PROBLEM REQUIREMENTS -
Return exactly the span of lines that opens with the line containing "Extract the structured" and closes with the last line of the data, inclusive.

++++++++++++++++++++

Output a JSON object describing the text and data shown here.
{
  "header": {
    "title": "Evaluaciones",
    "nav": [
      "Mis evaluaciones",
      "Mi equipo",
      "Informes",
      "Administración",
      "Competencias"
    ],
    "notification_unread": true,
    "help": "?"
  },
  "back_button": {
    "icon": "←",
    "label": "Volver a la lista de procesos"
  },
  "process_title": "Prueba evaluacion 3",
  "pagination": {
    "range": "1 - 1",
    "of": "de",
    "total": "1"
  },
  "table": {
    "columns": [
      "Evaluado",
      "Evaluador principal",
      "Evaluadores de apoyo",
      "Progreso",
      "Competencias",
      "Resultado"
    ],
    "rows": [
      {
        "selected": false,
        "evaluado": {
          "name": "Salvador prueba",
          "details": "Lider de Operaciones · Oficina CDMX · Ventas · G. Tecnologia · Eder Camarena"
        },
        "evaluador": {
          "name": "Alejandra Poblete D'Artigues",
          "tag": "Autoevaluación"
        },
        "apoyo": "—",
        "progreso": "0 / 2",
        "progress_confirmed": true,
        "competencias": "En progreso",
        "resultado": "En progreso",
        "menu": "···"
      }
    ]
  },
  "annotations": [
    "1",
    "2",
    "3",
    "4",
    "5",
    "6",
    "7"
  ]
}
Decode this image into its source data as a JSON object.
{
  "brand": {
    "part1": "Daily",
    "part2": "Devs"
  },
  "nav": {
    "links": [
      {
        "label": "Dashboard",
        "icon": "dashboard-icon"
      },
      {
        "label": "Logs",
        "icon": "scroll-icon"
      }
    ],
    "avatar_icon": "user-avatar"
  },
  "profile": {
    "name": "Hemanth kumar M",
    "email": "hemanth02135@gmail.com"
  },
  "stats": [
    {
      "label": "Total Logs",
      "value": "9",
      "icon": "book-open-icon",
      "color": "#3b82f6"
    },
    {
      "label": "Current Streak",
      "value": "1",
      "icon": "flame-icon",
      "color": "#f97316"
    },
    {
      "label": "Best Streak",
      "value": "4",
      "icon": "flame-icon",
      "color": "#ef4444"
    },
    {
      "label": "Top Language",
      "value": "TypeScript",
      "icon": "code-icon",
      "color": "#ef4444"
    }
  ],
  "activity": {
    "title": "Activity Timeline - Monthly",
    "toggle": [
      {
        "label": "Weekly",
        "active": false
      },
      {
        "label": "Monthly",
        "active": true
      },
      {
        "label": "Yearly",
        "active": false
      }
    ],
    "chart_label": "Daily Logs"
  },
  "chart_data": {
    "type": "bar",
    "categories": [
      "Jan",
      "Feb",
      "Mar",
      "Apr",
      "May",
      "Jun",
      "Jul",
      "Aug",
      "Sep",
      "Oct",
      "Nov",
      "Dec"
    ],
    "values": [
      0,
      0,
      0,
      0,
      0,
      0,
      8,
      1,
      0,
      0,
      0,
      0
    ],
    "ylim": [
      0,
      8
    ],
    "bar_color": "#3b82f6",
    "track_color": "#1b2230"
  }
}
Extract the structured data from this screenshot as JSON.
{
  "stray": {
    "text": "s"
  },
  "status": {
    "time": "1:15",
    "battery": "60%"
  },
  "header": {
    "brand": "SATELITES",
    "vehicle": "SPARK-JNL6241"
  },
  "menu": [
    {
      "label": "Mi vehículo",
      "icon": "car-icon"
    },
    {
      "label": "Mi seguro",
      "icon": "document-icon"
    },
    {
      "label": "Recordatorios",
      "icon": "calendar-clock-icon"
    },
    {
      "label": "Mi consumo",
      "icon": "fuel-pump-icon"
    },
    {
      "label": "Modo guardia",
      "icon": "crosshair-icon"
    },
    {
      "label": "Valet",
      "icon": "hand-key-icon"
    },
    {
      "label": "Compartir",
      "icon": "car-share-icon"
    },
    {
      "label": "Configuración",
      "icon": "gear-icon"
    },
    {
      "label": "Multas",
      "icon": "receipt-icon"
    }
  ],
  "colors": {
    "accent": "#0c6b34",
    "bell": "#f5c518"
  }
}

++++++++++++++++++++

SOLUTION -
Extract the structured data from this screenshot as JSON.
{
  "stray": {
    "text": "s"
  },
  "status": {
    "time": "1:15",
    "battery": "60%"
  },
  "header": {
    "brand": "SATELITES",
    "vehicle": "SPARK-JNL6241"
  },
  "menu": [
    {
      "label": "Mi vehículo",
      "icon": "car-icon"
    },
    {
      "label": "Mi seguro",
      "icon": "document-icon"
    },
    {
      "label": "Recordatorios",
      "icon": "calendar-clock-icon"
    },
    {
      "label": "Mi consumo",
      "icon": "fuel-pump-icon"
    },
    {
      "label": "Modo guardia",
      "icon": "crosshair-icon"
    },
    {
      "label": "Valet",
      "icon": "hand-key-icon"
    },
    {
      "label": "Compartir",
      "icon": "car-share-icon"
    },
    {
      "label": "Configuración",
      "icon": "gear-icon"
    },
    {
      "label": "Multas",
      "icon": "receipt-icon"
    }
  ],
  "colors": {
    "accent": "#0c6b34",
    "bell": "#f5c518"
  }
}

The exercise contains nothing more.